══ Exercise data

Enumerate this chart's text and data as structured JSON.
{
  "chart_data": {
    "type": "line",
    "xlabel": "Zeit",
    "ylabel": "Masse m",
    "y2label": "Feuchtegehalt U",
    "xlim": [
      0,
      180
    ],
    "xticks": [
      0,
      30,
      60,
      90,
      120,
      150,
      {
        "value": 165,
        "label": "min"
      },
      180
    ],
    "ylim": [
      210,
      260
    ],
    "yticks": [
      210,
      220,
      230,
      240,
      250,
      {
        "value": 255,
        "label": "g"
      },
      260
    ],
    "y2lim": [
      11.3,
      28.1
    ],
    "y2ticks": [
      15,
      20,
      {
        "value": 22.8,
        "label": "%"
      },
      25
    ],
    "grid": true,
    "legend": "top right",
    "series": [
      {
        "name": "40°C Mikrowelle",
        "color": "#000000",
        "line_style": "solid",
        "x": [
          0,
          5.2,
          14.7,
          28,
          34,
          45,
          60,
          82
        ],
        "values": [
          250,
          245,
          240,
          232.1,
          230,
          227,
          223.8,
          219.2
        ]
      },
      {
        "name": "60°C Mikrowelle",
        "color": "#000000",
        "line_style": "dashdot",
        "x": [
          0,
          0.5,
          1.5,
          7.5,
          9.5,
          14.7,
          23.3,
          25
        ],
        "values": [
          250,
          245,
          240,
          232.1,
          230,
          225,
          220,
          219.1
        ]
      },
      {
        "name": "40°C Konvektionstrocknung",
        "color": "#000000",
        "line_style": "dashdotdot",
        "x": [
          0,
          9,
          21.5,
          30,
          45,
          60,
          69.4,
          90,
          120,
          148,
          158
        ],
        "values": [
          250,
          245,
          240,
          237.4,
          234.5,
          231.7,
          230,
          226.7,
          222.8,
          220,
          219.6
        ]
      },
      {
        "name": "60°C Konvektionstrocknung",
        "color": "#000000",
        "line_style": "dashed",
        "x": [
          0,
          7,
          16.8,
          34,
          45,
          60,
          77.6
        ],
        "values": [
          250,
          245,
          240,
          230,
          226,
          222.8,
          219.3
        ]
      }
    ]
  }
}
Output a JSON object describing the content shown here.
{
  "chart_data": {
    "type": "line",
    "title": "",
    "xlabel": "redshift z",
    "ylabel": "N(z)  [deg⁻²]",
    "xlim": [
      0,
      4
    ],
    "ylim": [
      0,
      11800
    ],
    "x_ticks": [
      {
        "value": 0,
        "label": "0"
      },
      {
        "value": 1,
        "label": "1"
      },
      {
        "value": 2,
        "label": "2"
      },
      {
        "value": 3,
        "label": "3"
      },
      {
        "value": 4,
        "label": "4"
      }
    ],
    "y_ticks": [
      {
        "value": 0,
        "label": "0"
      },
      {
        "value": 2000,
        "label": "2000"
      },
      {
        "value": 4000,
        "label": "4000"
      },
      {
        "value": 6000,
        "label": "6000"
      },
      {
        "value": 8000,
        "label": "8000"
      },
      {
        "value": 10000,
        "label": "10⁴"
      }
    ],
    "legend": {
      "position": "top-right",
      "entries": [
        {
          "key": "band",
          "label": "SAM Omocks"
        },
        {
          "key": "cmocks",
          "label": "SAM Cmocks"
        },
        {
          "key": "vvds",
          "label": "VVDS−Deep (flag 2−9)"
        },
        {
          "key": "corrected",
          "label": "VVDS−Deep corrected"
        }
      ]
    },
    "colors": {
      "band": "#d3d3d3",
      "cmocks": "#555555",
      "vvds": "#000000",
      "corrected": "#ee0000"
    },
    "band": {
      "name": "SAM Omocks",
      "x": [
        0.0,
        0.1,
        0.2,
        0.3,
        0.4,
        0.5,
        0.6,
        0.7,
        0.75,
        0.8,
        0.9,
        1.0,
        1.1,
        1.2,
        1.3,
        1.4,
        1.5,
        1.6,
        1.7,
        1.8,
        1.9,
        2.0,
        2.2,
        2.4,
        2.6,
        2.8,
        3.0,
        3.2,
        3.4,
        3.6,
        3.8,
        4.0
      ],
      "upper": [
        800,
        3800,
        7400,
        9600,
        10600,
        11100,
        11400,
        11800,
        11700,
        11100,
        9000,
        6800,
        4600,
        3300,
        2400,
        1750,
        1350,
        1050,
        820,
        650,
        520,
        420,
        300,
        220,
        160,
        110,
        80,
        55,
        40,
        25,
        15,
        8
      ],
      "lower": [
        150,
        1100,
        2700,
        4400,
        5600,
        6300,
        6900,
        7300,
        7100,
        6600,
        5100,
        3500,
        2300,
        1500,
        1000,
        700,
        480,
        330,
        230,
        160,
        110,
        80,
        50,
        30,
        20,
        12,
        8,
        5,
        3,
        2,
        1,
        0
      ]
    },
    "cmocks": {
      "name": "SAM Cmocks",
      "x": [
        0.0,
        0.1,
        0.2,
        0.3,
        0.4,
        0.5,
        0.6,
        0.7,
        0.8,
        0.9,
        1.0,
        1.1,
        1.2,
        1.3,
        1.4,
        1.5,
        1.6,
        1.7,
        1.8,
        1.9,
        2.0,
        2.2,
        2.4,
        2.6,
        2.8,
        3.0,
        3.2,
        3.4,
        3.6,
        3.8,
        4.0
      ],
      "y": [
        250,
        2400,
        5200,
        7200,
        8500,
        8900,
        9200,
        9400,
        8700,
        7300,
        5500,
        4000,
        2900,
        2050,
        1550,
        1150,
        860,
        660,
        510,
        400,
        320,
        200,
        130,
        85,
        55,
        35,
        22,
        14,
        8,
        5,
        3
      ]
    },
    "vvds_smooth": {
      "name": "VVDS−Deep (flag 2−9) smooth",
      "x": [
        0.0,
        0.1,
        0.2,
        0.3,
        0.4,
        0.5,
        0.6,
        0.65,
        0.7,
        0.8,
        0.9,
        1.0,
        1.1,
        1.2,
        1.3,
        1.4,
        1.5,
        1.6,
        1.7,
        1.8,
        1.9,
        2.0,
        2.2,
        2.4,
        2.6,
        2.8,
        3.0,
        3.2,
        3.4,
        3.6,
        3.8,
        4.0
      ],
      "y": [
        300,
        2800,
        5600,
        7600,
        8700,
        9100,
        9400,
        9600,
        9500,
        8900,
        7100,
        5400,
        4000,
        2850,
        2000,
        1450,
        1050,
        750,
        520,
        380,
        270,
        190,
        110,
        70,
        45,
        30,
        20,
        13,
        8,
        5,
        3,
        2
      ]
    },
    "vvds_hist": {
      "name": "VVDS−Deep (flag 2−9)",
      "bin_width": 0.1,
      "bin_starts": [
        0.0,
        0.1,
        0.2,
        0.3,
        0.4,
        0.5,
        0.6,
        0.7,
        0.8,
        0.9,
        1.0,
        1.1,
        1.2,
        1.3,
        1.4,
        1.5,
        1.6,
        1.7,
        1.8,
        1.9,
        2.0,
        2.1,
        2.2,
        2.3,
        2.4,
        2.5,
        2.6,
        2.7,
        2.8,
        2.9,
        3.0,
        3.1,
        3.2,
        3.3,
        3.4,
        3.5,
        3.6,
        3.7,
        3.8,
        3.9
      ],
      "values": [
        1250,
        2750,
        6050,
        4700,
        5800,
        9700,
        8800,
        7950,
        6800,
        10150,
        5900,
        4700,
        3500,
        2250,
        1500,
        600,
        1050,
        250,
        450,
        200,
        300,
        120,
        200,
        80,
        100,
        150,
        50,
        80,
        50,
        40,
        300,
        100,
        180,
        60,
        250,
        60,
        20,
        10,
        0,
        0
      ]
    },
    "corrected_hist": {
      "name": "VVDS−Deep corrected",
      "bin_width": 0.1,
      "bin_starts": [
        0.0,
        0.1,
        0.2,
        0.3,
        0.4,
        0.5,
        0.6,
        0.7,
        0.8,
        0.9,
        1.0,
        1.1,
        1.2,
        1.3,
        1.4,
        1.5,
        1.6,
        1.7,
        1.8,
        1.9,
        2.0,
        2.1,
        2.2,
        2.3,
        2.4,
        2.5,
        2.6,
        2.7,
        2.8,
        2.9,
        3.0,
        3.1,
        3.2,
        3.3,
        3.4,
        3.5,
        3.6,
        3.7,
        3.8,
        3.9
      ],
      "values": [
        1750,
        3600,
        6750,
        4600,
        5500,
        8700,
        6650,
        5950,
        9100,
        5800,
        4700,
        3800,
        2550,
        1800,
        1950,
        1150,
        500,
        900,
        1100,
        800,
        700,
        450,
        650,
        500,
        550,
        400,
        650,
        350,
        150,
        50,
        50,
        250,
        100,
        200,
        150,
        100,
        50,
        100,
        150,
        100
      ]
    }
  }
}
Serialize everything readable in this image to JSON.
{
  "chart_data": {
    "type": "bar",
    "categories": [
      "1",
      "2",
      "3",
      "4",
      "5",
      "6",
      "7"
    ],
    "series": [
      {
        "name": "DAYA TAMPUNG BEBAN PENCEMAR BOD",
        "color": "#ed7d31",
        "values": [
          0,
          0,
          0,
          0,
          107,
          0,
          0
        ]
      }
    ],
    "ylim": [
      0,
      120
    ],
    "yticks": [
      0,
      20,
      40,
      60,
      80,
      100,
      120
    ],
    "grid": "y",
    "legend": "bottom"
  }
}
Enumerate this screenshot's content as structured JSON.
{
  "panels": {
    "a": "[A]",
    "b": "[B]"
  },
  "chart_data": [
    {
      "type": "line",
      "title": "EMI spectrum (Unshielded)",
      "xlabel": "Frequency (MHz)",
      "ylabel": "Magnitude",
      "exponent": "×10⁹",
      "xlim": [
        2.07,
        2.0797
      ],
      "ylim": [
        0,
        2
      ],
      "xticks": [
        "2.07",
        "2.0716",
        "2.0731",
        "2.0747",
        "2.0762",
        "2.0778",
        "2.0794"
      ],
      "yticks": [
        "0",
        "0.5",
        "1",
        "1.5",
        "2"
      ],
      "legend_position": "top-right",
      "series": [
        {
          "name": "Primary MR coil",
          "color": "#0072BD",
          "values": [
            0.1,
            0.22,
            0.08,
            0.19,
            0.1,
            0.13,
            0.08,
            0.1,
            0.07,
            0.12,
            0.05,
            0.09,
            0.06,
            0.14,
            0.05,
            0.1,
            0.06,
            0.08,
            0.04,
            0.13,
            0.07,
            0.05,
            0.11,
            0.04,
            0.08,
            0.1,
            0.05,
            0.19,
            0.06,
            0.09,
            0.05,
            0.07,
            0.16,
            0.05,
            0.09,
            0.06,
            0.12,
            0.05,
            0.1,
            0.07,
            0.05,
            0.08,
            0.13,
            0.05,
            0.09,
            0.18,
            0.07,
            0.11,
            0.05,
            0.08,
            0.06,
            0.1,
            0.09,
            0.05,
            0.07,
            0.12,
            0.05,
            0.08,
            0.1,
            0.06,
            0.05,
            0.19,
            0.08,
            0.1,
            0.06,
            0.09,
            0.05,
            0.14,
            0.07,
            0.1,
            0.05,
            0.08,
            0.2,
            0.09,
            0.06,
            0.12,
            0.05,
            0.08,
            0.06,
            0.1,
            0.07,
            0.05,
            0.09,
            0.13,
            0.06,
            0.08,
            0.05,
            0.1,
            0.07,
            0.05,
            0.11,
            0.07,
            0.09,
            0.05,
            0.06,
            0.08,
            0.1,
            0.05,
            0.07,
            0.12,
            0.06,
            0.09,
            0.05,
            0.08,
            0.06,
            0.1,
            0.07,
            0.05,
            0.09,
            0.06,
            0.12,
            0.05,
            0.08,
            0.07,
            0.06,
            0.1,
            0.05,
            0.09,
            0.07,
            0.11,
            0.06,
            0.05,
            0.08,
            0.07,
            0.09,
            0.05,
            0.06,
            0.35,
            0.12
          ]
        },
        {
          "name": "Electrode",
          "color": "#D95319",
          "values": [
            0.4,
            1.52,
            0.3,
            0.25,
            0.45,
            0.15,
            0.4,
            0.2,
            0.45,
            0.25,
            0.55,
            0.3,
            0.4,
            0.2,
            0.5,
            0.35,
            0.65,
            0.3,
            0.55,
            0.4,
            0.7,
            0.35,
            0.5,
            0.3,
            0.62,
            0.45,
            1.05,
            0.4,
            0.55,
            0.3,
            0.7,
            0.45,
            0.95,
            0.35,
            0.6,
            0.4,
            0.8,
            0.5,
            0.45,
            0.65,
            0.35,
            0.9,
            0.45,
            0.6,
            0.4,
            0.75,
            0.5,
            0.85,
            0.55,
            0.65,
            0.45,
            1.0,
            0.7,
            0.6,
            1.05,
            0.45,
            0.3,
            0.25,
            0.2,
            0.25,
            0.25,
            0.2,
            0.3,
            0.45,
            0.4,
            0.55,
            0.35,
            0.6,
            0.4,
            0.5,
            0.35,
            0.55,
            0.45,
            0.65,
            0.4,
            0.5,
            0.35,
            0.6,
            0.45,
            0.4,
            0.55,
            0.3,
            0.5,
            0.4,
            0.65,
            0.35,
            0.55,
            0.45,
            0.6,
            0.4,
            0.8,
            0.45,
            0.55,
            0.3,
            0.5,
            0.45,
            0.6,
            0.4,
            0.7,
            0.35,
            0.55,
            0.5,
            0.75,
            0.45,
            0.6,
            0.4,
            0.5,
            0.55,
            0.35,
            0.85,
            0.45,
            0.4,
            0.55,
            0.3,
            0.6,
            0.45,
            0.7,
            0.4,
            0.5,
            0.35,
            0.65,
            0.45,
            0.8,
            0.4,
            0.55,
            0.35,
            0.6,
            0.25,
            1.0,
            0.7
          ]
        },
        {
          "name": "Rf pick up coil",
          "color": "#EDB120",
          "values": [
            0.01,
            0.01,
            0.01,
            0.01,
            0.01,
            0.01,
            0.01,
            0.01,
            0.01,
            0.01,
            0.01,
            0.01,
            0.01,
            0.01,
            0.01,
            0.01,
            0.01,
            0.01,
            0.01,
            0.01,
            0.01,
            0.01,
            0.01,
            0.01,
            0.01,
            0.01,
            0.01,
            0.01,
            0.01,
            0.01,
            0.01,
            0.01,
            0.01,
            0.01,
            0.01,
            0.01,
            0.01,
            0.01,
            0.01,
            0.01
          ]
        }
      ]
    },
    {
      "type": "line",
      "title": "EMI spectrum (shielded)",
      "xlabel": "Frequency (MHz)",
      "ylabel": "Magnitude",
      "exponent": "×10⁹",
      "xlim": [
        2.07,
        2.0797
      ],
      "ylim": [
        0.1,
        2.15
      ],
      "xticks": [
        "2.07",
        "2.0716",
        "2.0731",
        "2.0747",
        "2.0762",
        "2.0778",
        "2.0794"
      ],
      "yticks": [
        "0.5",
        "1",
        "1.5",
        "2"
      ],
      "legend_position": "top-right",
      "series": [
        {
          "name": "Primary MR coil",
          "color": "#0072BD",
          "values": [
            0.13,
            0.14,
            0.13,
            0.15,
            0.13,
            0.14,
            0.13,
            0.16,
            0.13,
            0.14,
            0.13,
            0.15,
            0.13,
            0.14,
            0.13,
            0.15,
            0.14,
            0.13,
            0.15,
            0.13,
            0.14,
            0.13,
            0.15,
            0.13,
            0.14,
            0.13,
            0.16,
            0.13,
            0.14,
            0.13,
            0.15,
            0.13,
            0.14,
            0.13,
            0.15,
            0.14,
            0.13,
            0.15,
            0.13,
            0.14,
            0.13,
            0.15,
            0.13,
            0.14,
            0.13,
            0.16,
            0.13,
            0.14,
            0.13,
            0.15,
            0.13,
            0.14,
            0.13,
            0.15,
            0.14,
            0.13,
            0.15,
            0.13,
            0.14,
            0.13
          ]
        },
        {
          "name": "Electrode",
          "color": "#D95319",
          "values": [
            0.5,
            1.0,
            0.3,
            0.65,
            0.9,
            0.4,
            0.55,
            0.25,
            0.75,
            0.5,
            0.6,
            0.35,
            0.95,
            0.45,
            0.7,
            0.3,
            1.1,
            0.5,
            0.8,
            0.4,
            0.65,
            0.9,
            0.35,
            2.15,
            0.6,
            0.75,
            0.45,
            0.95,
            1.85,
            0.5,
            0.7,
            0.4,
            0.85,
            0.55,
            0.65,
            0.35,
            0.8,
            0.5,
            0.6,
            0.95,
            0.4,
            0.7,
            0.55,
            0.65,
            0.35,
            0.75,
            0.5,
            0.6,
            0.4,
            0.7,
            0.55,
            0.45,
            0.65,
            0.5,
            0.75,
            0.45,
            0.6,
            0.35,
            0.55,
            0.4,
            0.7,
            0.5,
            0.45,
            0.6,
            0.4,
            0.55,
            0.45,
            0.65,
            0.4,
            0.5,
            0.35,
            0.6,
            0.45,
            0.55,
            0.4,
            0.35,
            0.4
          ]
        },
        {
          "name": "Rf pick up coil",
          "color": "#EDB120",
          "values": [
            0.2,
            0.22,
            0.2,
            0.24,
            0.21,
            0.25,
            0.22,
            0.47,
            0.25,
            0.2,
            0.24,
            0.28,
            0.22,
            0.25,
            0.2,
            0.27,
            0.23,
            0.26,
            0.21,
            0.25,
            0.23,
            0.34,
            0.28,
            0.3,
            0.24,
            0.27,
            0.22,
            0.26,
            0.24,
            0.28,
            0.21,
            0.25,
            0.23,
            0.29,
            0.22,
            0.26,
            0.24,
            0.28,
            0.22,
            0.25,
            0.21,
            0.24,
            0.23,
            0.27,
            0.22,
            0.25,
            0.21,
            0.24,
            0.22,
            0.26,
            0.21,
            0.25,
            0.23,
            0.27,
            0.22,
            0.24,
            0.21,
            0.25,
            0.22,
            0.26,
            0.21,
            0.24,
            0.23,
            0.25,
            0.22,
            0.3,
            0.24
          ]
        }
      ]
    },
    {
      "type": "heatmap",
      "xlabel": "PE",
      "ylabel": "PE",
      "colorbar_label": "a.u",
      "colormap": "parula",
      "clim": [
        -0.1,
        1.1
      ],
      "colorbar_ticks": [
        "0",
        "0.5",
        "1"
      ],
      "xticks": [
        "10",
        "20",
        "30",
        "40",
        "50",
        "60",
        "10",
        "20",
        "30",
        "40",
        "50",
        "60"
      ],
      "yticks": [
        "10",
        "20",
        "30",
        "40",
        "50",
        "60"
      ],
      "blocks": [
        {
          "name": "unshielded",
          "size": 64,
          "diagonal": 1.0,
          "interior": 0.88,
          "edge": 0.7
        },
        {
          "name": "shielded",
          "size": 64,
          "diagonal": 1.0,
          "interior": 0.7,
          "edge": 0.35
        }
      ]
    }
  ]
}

════

[Work to complete] Give nothing but the count of lines in the listing above that hold the string "Mikrowelle".

[Worked solution] 2